**TEXTAUSZUG:**
****************
24.08.2014: Zivil-Militärisch-Industrieller Bildungs- und Forschungskomplex

  
 

Forum Wissenschaft 2/2014; Foto: Creatista/Photocase.de

In der Mitgliederversammlung des BdWi am 26. April 2014 gab es eine spannende Diskussion zum Referat von Alex Demirovic über das Thema "Autonomie der Hochschulen". Im Rahmen der Diskussion äußerte sich auch Dietrich Schulze und legte mit Blick auf die anstehenden Jahrestage der beiden Weltkriege den Fokus auf die autoritäre Formierung der Hochschulen im Rahmen verstärkter zivil-militärischer Zusammenarbeit. Seine Thesen erläuterte Dietrich Schulze in einem hier leicht gekürzt abgedruckten Beitrag für die Neue Rheinische Zeitung.1

Dass die Qualität der Wissenschaft unter dieser Formierung leidet, wird selbst von konservativen Zeitungen wie der FAZ beklagt. Warum wird dieser Kurs unbeirrt fortgeführt? Er ist doch offensichtlich selbst für die internationale Konkurrenzfähigkeit der Wirtschaftsgroßmacht Bundesrepublik völlig kontraproduktiv.
****************
**ARBEITSAUFTRAG:**
Liste alle Personen und Zeitungen auf, die der Textauszug ab „In der Mitgliederversammlung“ namentlich nennt. Das nachstehende Material steht in keinem Zusammenhang mit dem Textauszug.

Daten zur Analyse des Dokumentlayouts
****************
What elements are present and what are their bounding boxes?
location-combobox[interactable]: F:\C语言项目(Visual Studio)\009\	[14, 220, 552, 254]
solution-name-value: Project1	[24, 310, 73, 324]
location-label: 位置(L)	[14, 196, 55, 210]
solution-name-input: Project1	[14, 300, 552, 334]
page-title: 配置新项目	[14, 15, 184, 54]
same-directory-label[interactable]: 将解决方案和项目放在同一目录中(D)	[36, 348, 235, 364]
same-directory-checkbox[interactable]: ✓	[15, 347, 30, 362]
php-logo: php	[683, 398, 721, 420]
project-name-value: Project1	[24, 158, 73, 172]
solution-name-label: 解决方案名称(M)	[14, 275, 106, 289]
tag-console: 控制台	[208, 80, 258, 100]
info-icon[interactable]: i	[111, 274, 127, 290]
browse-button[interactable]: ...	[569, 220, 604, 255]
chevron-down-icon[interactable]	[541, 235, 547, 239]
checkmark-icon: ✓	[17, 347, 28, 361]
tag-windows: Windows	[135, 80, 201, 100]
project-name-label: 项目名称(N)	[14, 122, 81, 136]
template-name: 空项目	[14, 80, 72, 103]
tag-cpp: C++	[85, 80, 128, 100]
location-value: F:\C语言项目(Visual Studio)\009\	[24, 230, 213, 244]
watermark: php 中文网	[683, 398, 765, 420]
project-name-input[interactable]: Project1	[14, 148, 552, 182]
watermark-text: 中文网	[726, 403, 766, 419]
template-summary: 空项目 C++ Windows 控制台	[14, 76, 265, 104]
****************
**ERGEBNIS:**
- Alex Demirovic
- Dietrich Schulze
- Neue Rheinische Zeitung
- FAZ